**Entries from a dataset**
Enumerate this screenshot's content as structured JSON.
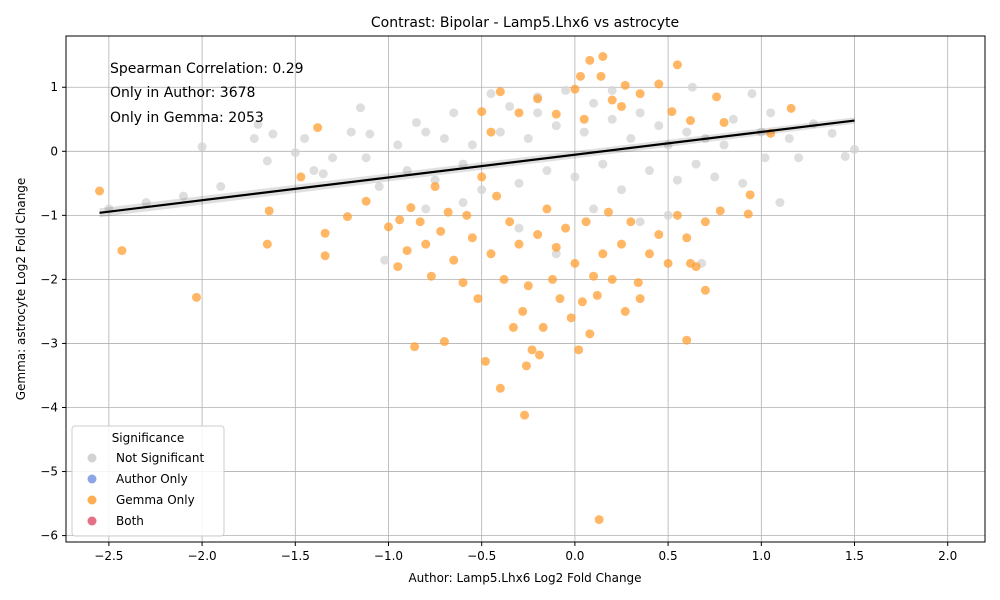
{
  "chart_data": {
    "type": "scatter",
    "title": "Contrast: Bipolar - Lamp5.Lhx6 vs astrocyte",
    "xlabel": "Author: Lamp5.Lhx6 Log2 Fold Change",
    "ylabel": "Gemma: astrocyte Log2 Fold Change",
    "xlim": [
      -2.73,
      2.2
    ],
    "ylim": [
      -6.1,
      1.8
    ],
    "x_ticks": [
      -2.5,
      -2.0,
      -1.5,
      -1.0,
      -0.5,
      0.0,
      0.5,
      1.0,
      1.5,
      2.0
    ],
    "x_tick_labels": [
      "−2.5",
      "−2.0",
      "−1.5",
      "−1.0",
      "−0.5",
      "0.0",
      "0.5",
      "1.0",
      "1.5",
      "2.0"
    ],
    "y_ticks": [
      -6,
      -5,
      -4,
      -3,
      -2,
      -1,
      0,
      1
    ],
    "y_tick_labels": [
      "−6",
      "−5",
      "−4",
      "−3",
      "−2",
      "−1",
      "0",
      "1"
    ],
    "grid": true,
    "annotations": [
      "Spearman Correlation: 0.29",
      "Only in Author: 3678",
      "Only in Gemma: 2053"
    ],
    "regression_line": {
      "x": [
        -2.55,
        1.5
      ],
      "y": [
        -0.96,
        0.48
      ]
    },
    "legend": {
      "title": "Significance",
      "placement": "lower-left",
      "entries": [
        {
          "name": "Not Significant",
          "color": "#d3d3d3"
        },
        {
          "name": "Author Only",
          "color": "#6f8fe0"
        },
        {
          "name": "Gemma Only",
          "color": "#ff9f33"
        },
        {
          "name": "Both",
          "color": "#e0566e"
        }
      ]
    },
    "series": [
      {
        "name": "Not Significant",
        "color": "#d3d3d3",
        "points": [
          [
            -2.0,
            0.07
          ],
          [
            -1.72,
            0.2
          ],
          [
            -1.7,
            0.42
          ],
          [
            -1.62,
            0.27
          ],
          [
            -1.65,
            -0.15
          ],
          [
            -1.5,
            -0.02
          ],
          [
            -1.45,
            0.2
          ],
          [
            -1.4,
            -0.3
          ],
          [
            -1.35,
            -0.35
          ],
          [
            -1.3,
            -0.1
          ],
          [
            -1.2,
            0.3
          ],
          [
            -1.15,
            0.68
          ],
          [
            -1.12,
            -0.1
          ],
          [
            -1.1,
            0.27
          ],
          [
            -1.05,
            -0.55
          ],
          [
            -1.02,
            -1.7
          ],
          [
            -0.95,
            0.1
          ],
          [
            -0.9,
            -0.3
          ],
          [
            -0.85,
            0.45
          ],
          [
            -0.8,
            0.3
          ],
          [
            -0.75,
            -0.45
          ],
          [
            -0.7,
            0.2
          ],
          [
            -0.65,
            0.6
          ],
          [
            -0.6,
            -0.2
          ],
          [
            -0.55,
            0.1
          ],
          [
            -0.5,
            -0.6
          ],
          [
            -0.45,
            0.9
          ],
          [
            -0.4,
            0.3
          ],
          [
            -0.35,
            0.7
          ],
          [
            -0.3,
            -0.5
          ],
          [
            -0.25,
            0.2
          ],
          [
            -0.2,
            0.6
          ],
          [
            -0.15,
            -0.3
          ],
          [
            -0.1,
            0.4
          ],
          [
            -0.05,
            0.95
          ],
          [
            0.0,
            -0.4
          ],
          [
            0.05,
            0.3
          ],
          [
            0.1,
            0.75
          ],
          [
            0.15,
            -0.2
          ],
          [
            0.2,
            0.5
          ],
          [
            0.25,
            -0.6
          ],
          [
            0.3,
            0.2
          ],
          [
            0.35,
            0.6
          ],
          [
            0.4,
            -0.3
          ],
          [
            0.45,
            0.4
          ],
          [
            0.5,
            0.1
          ],
          [
            0.55,
            -0.45
          ],
          [
            0.6,
            0.3
          ],
          [
            0.63,
            1.0
          ],
          [
            0.65,
            -0.2
          ],
          [
            0.7,
            0.2
          ],
          [
            0.75,
            -0.4
          ],
          [
            0.8,
            0.1
          ],
          [
            0.85,
            0.5
          ],
          [
            0.9,
            -0.5
          ],
          [
            0.95,
            0.9
          ],
          [
            1.0,
            0.3
          ],
          [
            1.02,
            -0.1
          ],
          [
            1.05,
            0.6
          ],
          [
            1.1,
            -0.8
          ],
          [
            1.15,
            0.2
          ],
          [
            1.2,
            -0.1
          ],
          [
            1.28,
            0.43
          ],
          [
            1.38,
            0.28
          ],
          [
            1.45,
            -0.08
          ],
          [
            1.5,
            0.03
          ],
          [
            -2.5,
            -0.9
          ],
          [
            -2.3,
            -0.8
          ],
          [
            -2.1,
            -0.7
          ],
          [
            -1.9,
            -0.55
          ],
          [
            -0.3,
            -1.2
          ],
          [
            -0.1,
            -1.6
          ],
          [
            0.1,
            -0.9
          ],
          [
            0.35,
            -1.1
          ],
          [
            0.68,
            -1.75
          ],
          [
            -0.6,
            -0.8
          ],
          [
            -0.8,
            -0.9
          ],
          [
            0.5,
            -1.0
          ],
          [
            -0.2,
            0.85
          ],
          [
            0.2,
            0.95
          ]
        ]
      },
      {
        "name": "Gemma Only",
        "color": "#ff9f33",
        "points": [
          [
            -2.55,
            -0.62
          ],
          [
            -2.43,
            -1.55
          ],
          [
            -2.03,
            -2.28
          ],
          [
            -1.65,
            -1.45
          ],
          [
            -1.64,
            -0.93
          ],
          [
            -1.47,
            -0.4
          ],
          [
            -1.38,
            0.37
          ],
          [
            -1.34,
            -1.28
          ],
          [
            -1.34,
            -1.63
          ],
          [
            -1.22,
            -1.02
          ],
          [
            -1.12,
            -0.78
          ],
          [
            -1.0,
            -1.18
          ],
          [
            -0.95,
            -1.8
          ],
          [
            -0.94,
            -1.07
          ],
          [
            -0.9,
            -1.55
          ],
          [
            -0.88,
            -0.88
          ],
          [
            -0.86,
            -3.05
          ],
          [
            -0.83,
            -1.1
          ],
          [
            -0.8,
            -1.45
          ],
          [
            -0.77,
            -1.95
          ],
          [
            -0.75,
            -0.55
          ],
          [
            -0.72,
            -1.25
          ],
          [
            -0.7,
            -2.97
          ],
          [
            -0.68,
            -0.95
          ],
          [
            -0.65,
            -1.7
          ],
          [
            -0.6,
            -2.05
          ],
          [
            -0.58,
            -1.0
          ],
          [
            -0.55,
            -1.35
          ],
          [
            -0.52,
            -2.3
          ],
          [
            -0.5,
            -0.4
          ],
          [
            -0.48,
            -3.28
          ],
          [
            -0.45,
            -1.6
          ],
          [
            -0.42,
            -0.7
          ],
          [
            -0.4,
            -3.7
          ],
          [
            -0.38,
            -2.0
          ],
          [
            -0.35,
            -1.1
          ],
          [
            -0.33,
            -2.75
          ],
          [
            -0.3,
            -1.45
          ],
          [
            -0.28,
            -2.5
          ],
          [
            -0.27,
            -4.12
          ],
          [
            -0.26,
            -3.35
          ],
          [
            -0.25,
            -2.1
          ],
          [
            -0.23,
            -3.1
          ],
          [
            -0.2,
            -1.3
          ],
          [
            -0.19,
            -3.18
          ],
          [
            -0.17,
            -2.75
          ],
          [
            -0.15,
            -0.9
          ],
          [
            -0.12,
            -2.0
          ],
          [
            -0.1,
            -1.5
          ],
          [
            -0.08,
            -2.3
          ],
          [
            -0.05,
            -1.2
          ],
          [
            -0.02,
            -2.6
          ],
          [
            0.0,
            -1.75
          ],
          [
            0.02,
            -3.1
          ],
          [
            0.04,
            -2.35
          ],
          [
            0.06,
            -1.1
          ],
          [
            0.08,
            -2.85
          ],
          [
            0.1,
            -1.95
          ],
          [
            0.12,
            -2.25
          ],
          [
            0.13,
            -5.75
          ],
          [
            0.15,
            -1.6
          ],
          [
            0.18,
            -0.95
          ],
          [
            0.2,
            -2.0
          ],
          [
            0.25,
            -1.45
          ],
          [
            0.27,
            -2.5
          ],
          [
            0.3,
            -1.1
          ],
          [
            0.34,
            -2.05
          ],
          [
            0.35,
            -2.3
          ],
          [
            0.4,
            -1.6
          ],
          [
            0.45,
            -1.3
          ],
          [
            0.5,
            -1.75
          ],
          [
            0.55,
            -1.0
          ],
          [
            0.6,
            -2.95
          ],
          [
            0.6,
            -1.35
          ],
          [
            0.62,
            -1.75
          ],
          [
            0.65,
            -1.8
          ],
          [
            0.7,
            -1.1
          ],
          [
            0.7,
            -2.17
          ],
          [
            0.78,
            -0.93
          ],
          [
            0.93,
            -0.98
          ],
          [
            0.94,
            -0.68
          ],
          [
            -0.5,
            0.62
          ],
          [
            -0.4,
            0.93
          ],
          [
            -0.3,
            0.6
          ],
          [
            -0.2,
            0.82
          ],
          [
            -0.1,
            0.58
          ],
          [
            0.0,
            0.97
          ],
          [
            0.03,
            1.17
          ],
          [
            0.08,
            1.42
          ],
          [
            0.15,
            1.48
          ],
          [
            0.14,
            1.17
          ],
          [
            0.2,
            0.8
          ],
          [
            0.27,
            1.03
          ],
          [
            0.35,
            0.9
          ],
          [
            0.45,
            1.05
          ],
          [
            0.52,
            0.62
          ],
          [
            0.55,
            1.35
          ],
          [
            0.62,
            0.48
          ],
          [
            0.76,
            0.85
          ],
          [
            0.8,
            0.45
          ],
          [
            1.05,
            0.28
          ],
          [
            1.16,
            0.67
          ],
          [
            -0.45,
            0.3
          ],
          [
            0.05,
            0.5
          ],
          [
            0.25,
            0.7
          ]
        ]
      },
      {
        "name": "Author Only",
        "color": "#6f8fe0",
        "points": []
      },
      {
        "name": "Both",
        "color": "#e0566e",
        "points": []
      }
    ]
  }
}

**Task to complete**
Gather and copy every line of the data in which the string "Only" is found.

**Finished answer**
      "Only in Author: 3678",
      "Only in Gemma: 2053"
          "name": "Author Only",
          "name": "Gemma Only",
        "name": "Gemma Only",
        "name": "Author Only",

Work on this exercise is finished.